* START Provided entries *

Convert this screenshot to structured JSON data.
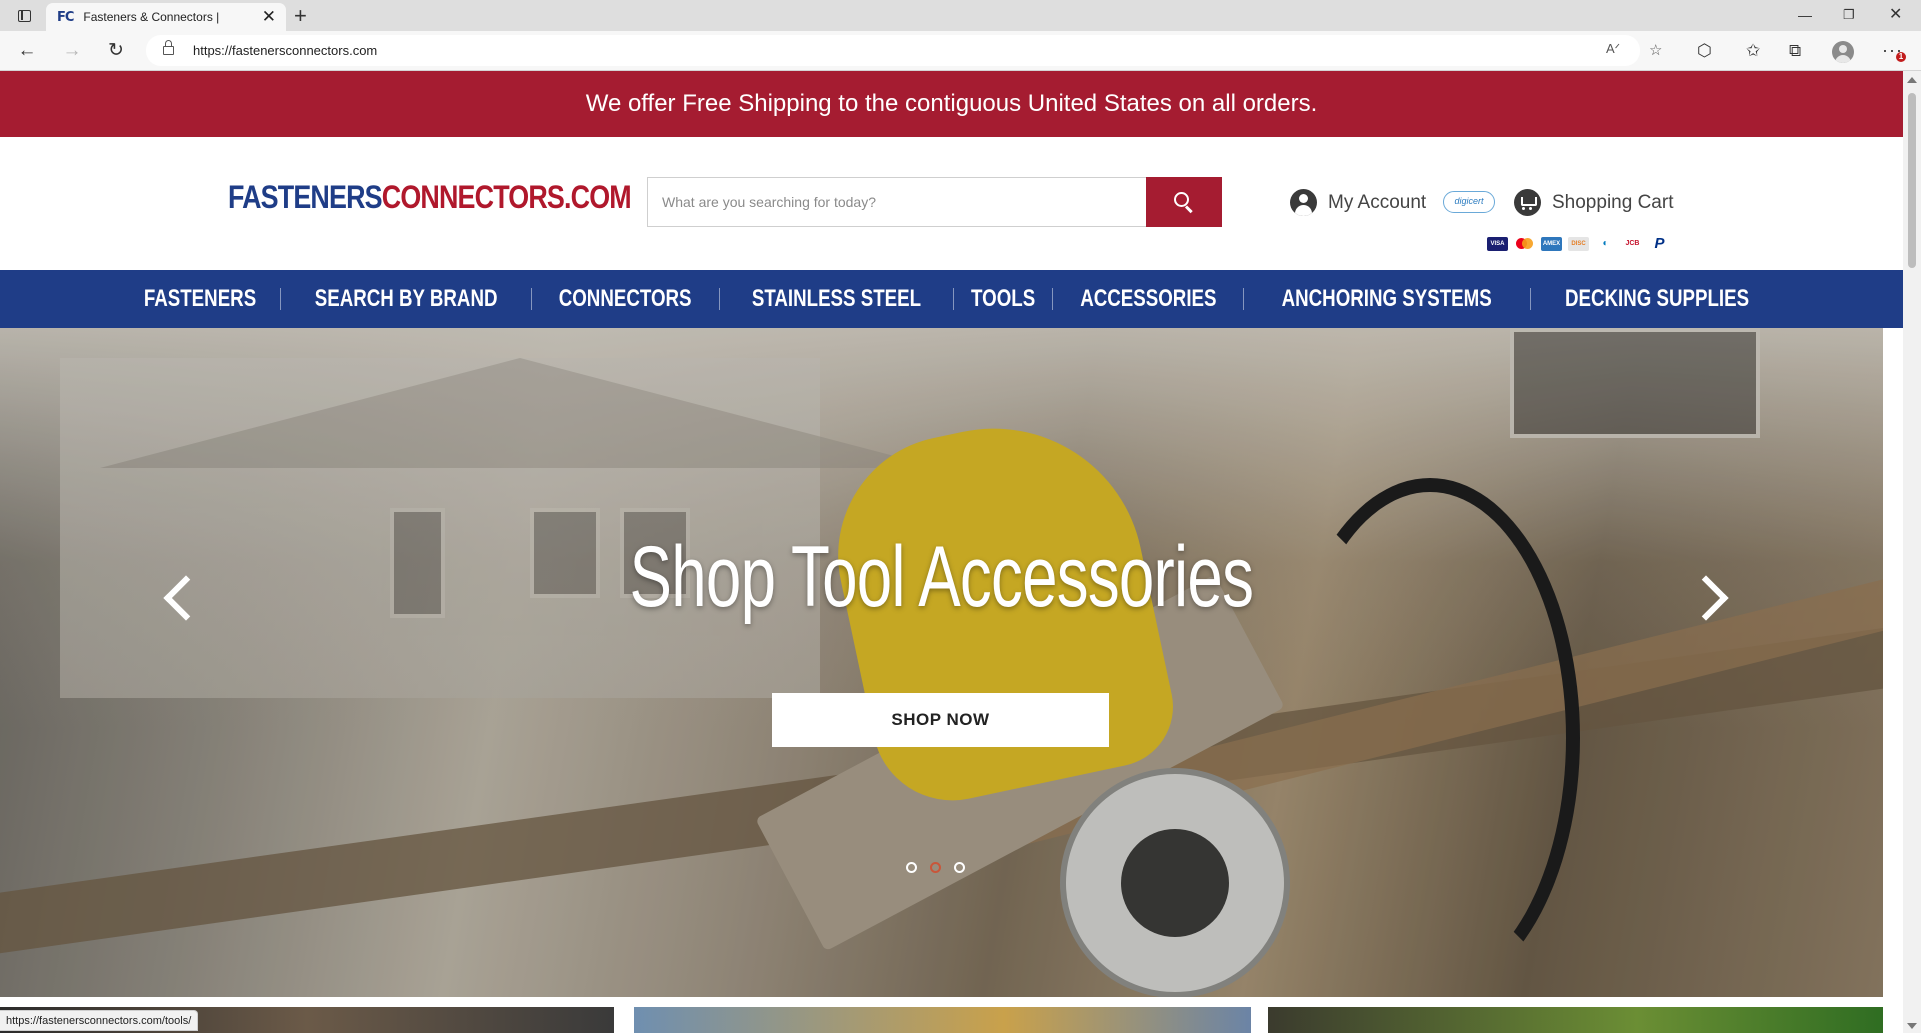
{
  "browser": {
    "tab_title": "Fasteners & Connectors |",
    "favicon_text": "FC",
    "url": "https://fastenersconnectors.com",
    "status_url": "https://fastenersconnectors.com/tools/",
    "notification_count": "1",
    "icons": {
      "back": "arrow-left-icon",
      "forward": "arrow-right-icon",
      "reload": "reload-icon",
      "read_aloud": "read-aloud-icon",
      "favorite": "favorite-add-icon",
      "extensions": "extensions-icon",
      "favorites": "favorites-icon",
      "collections": "collections-icon",
      "profile": "profile-icon",
      "more": "more-icon"
    }
  },
  "promo": {
    "text": "We offer Free Shipping to the contiguous United States on all orders."
  },
  "header": {
    "logo_part1": "FASTENERS",
    "logo_part2": "CONNECTORS.COM",
    "search_placeholder": "What are you searching for today?",
    "account_label": "My Account",
    "digicert_label": "digicert",
    "cart_label": "Shopping Cart",
    "payment_methods": [
      "VISA",
      "Mastercard",
      "AMEX",
      "Discover",
      "Diners Club",
      "JCB",
      "PayPal"
    ]
  },
  "nav": {
    "items": [
      "FASTENERS",
      "SEARCH BY BRAND",
      "CONNECTORS",
      "STAINLESS STEEL",
      "TOOLS",
      "ACCESSORIES",
      "ANCHORING SYSTEMS",
      "DECKING SUPPLIES"
    ]
  },
  "hero": {
    "title": "Shop Tool Accessories",
    "cta": "SHOP NOW",
    "slide_count": 3,
    "active_slide": 2
  },
  "colors": {
    "brand_red": "#a51c31",
    "brand_blue": "#1f3d87"
  }
}
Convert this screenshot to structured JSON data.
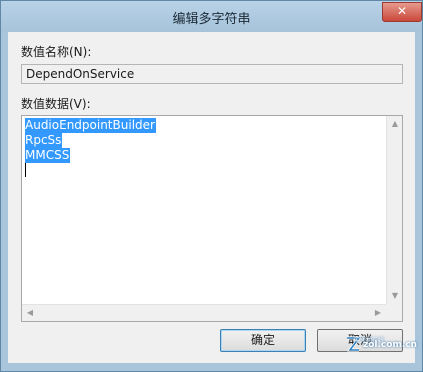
{
  "dialog": {
    "title": "编辑多字符串",
    "close_glyph": "✕"
  },
  "value_name": {
    "label": "数值名称(N):",
    "value": "DependOnService"
  },
  "value_data": {
    "label": "数值数据(V):",
    "lines": [
      "AudioEndpointBuilder",
      "RpcSs",
      "MMCSS"
    ]
  },
  "buttons": {
    "ok_label": "确定",
    "cancel_label": "取消"
  },
  "watermark": {
    "text": "zol.com.cn",
    "sub": "中关村在线"
  },
  "colors": {
    "selection": "#3399ff",
    "frame": "#a8c5dc"
  }
}
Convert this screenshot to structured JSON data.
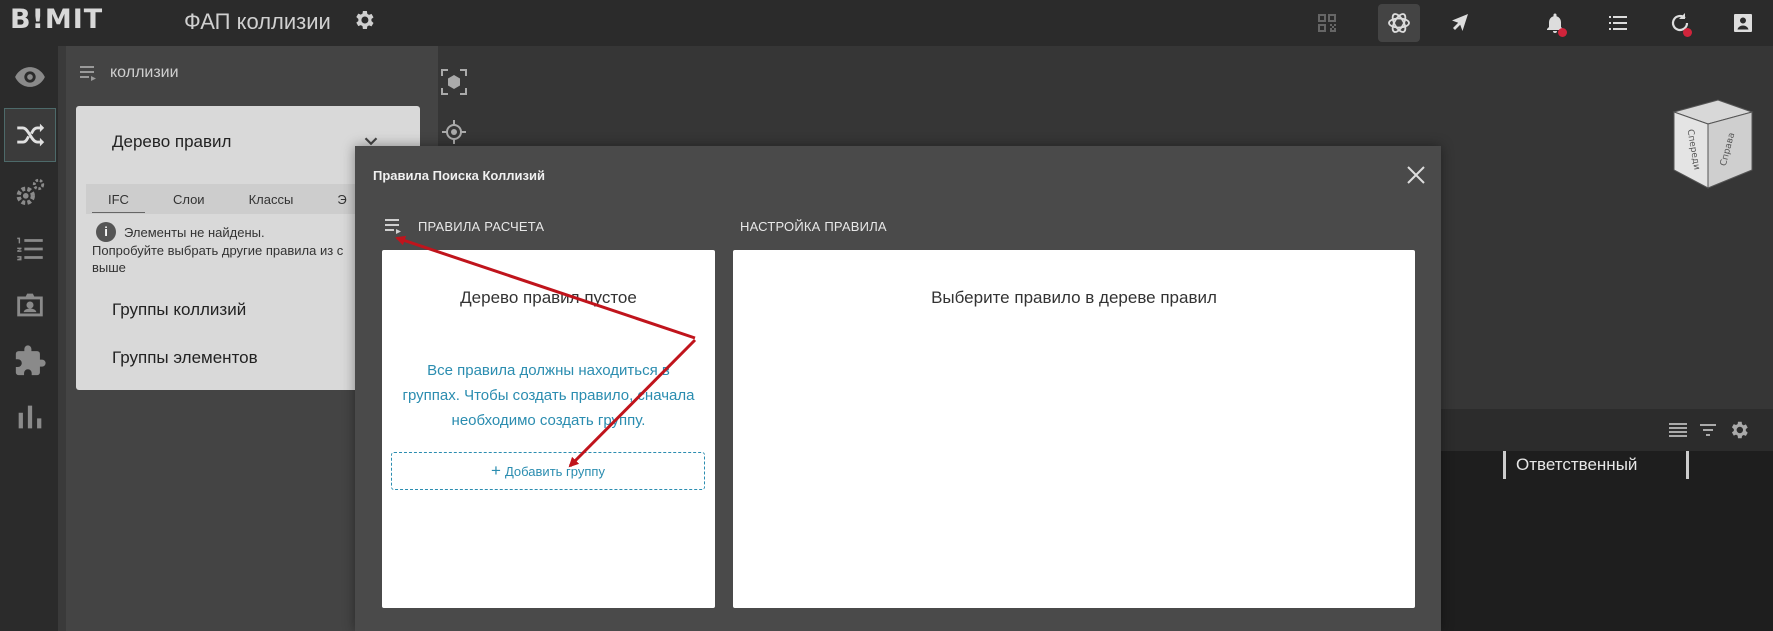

* END Provided entries *

__To be done__
Select, from the listing, all lines that include the word "https".

__Expected answer__
    "url": "https://fastenersconnectors.com",
    "status_url": "https://fastenersconnectors.com/tools/",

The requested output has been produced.